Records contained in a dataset
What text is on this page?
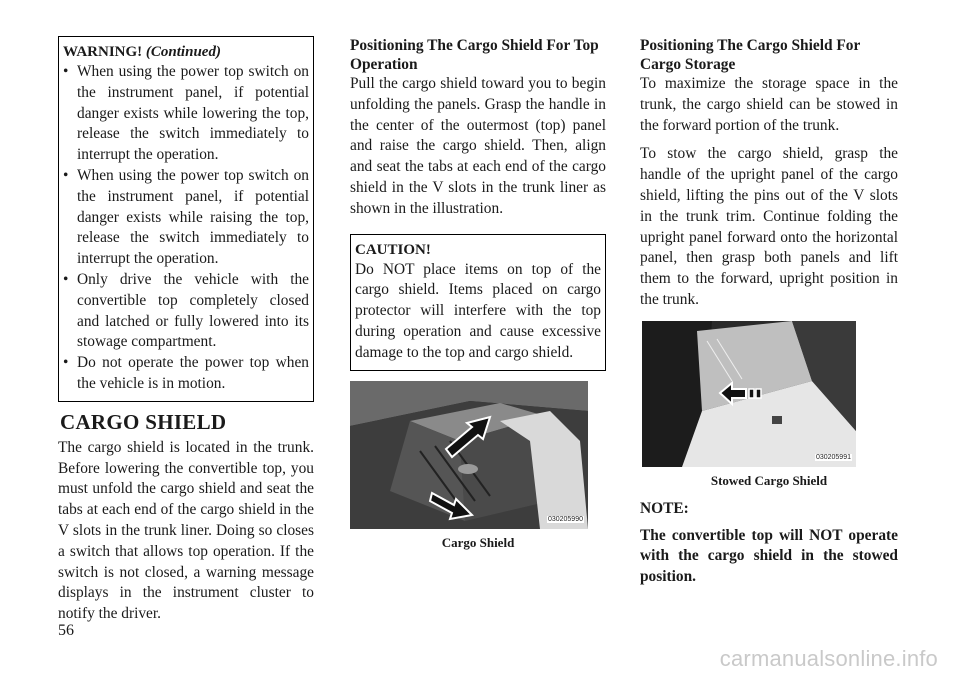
WARNING! (Continued)
• When using the power top switch on the instrument panel, if potential danger exists while lowering the top, release the switch immediately to interrupt the operation.
• When using the power top switch on the instrument panel, if potential danger exists while raising the top, release the switch immediately to interrupt the operation.
• Only drive the vehicle with the convertible top completely closed and latched or fully lowered into its stowage compartment.
• Do not operate the power top when the vehicle is in motion.
CARGO SHIELD

The cargo shield is located in the trunk. Before lowering the convertible top, you must unfold the cargo shield and seat the tabs at each end of the cargo shield in the V slots in the trunk liner. Doing so closes a switch that allows top operation. If the switch is not closed, a warning message displays in the instrument cluster to notify the driver.

Positioning The Cargo Shield For Top Operation

Pull the cargo shield toward you to begin unfolding the panels. Grasp the handle in the center of the outermost (top) panel and raise the cargo shield. Then, align and seat the tabs at each end of the cargo shield in the V slots in the trunk liner as shown in the illustration.

CAUTION!

Do NOT place items on top of the cargo shield. Items placed on cargo protector will interfere with the top during operation and cause excessive damage to the top and cargo shield.

030205990
Cargo Shield
Positioning The Cargo Shield For Cargo Storage

To maximize the storage space in the trunk, the cargo shield can be stowed in the forward portion of the trunk.

To stow the cargo shield, grasp the handle of the upright panel of the cargo shield, lifting the pins out of the V slots in the trunk trim. Continue folding the upright panel forward onto the horizontal panel, then grasp both panels and lift them to the forward, upright position in the trunk.

030205991
Stowed Cargo Shield

NOTE:

The convertible top will NOT operate with the cargo shield in the stowed position.

56
carmanualsonline.info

* _Work required_
Transcribe each entry above exactly, apart from the pictures.

* _Solution to the problem_
What text is on this page?
WARNING! (Continued)
• When using the power top switch on the instrument panel, if potential danger exists while lowering the top, release the switch immediately to interrupt the operation.
• When using the power top switch on the instrument panel, if potential danger exists while raising the top, release the switch immediately to interrupt the operation.
• Only drive the vehicle with the convertible top completely closed and latched or fully lowered into its stowage compartment.
• Do not operate the power top when the vehicle is in motion.
CARGO SHIELD

The cargo shield is located in the trunk. Before lowering the convertible top, you must unfold the cargo shield and seat the tabs at each end of the cargo shield in the V slots in the trunk liner. Doing so closes a switch that allows top operation. If the switch is not closed, a warning message displays in the instrument cluster to notify the driver.

Positioning The Cargo Shield For Top Operation

Pull the cargo shield toward you to begin unfolding the panels. Grasp the handle in the center of the outermost (top) panel and raise the cargo shield. Then, align and seat the tabs at each end of the cargo shield in the V slots in the trunk liner as shown in the illustration.

CAUTION!

Do NOT place items on top of the cargo shield. Items placed on cargo protector will interfere with the top during operation and cause excessive damage to the top and cargo shield.

030205990
Cargo Shield
Positioning The Cargo Shield For Cargo Storage

To maximize the storage space in the trunk, the cargo shield can be stowed in the forward portion of the trunk.

To stow the cargo shield, grasp the handle of the upright panel of the cargo shield, lifting the pins out of the V slots in the trunk trim. Continue folding the upright panel forward onto the horizontal panel, then grasp both panels and lift them to the forward, upright position in the trunk.

030205991
Stowed Cargo Shield

NOTE:

The convertible top will NOT operate with the cargo shield in the stowed position.

56
carmanualsonline.info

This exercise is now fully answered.